*What is asked:* List every line below containing "Transmission".

----

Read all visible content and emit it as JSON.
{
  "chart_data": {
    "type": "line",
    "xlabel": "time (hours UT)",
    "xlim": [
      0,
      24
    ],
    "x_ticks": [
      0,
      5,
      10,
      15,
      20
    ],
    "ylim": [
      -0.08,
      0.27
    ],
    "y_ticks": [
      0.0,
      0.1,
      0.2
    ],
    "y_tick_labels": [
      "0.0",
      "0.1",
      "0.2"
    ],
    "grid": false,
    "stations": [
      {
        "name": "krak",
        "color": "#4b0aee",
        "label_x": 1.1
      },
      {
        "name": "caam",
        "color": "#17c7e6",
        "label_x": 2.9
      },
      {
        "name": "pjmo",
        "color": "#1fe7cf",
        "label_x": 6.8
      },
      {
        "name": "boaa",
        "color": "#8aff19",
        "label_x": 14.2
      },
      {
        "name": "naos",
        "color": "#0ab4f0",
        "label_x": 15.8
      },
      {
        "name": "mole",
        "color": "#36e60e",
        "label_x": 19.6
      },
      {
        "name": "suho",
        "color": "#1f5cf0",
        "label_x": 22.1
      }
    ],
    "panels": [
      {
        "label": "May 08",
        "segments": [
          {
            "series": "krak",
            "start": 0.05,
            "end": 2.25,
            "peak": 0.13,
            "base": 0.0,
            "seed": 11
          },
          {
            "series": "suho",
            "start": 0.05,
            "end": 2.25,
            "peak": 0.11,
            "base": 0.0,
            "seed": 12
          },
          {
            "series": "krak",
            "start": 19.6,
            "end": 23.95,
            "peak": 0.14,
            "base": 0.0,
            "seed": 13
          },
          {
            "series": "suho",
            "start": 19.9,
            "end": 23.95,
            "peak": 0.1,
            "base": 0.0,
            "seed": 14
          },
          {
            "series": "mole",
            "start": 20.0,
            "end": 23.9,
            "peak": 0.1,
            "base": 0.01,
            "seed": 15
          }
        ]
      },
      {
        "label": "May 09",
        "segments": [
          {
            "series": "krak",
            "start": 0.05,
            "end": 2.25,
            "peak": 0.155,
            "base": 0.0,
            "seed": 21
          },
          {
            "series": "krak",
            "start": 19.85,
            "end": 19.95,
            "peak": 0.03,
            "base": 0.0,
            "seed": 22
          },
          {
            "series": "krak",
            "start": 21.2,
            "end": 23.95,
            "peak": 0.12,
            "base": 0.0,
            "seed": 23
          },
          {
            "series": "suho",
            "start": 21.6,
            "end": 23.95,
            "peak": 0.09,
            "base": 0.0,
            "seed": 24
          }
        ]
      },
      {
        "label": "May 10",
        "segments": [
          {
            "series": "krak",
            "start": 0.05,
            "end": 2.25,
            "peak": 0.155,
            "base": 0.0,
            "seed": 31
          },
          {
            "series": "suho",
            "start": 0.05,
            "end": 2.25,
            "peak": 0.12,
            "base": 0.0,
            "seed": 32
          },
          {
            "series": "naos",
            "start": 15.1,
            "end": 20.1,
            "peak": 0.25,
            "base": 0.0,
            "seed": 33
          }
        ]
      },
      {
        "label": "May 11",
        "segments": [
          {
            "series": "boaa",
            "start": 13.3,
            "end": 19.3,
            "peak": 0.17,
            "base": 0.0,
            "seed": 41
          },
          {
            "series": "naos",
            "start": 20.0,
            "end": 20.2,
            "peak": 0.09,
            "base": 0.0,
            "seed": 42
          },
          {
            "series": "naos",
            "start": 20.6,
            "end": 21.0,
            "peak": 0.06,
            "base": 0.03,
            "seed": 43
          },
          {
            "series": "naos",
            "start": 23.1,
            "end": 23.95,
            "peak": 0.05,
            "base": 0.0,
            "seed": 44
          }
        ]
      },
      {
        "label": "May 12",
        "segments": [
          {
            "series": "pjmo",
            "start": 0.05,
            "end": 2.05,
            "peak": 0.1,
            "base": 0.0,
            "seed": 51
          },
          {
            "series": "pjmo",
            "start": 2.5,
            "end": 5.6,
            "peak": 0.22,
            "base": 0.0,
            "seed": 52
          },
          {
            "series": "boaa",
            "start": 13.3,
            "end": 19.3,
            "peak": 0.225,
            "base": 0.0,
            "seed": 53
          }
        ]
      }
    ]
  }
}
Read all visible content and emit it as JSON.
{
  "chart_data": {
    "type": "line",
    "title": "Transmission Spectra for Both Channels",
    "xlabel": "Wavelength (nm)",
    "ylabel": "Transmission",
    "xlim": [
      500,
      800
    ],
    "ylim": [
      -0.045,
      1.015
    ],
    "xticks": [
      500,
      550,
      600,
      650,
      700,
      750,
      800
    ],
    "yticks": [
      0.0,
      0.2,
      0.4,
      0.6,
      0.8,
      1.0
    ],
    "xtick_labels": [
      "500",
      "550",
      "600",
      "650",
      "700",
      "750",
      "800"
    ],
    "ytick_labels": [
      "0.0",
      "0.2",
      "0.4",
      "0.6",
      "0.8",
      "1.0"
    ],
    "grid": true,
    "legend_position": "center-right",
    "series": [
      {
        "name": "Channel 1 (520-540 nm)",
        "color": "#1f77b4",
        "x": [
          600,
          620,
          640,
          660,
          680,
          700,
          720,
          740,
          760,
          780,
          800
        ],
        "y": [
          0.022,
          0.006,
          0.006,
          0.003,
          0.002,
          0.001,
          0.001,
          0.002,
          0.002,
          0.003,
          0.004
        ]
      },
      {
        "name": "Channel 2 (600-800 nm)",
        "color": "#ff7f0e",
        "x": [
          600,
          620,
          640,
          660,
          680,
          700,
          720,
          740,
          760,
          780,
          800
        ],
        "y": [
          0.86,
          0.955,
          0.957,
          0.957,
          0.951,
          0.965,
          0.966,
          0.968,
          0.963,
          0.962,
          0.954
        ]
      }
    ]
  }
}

----

*Solution to the problem:*
    "title": "Transmission Spectra for Both Channels",
    "ylabel": "Transmission",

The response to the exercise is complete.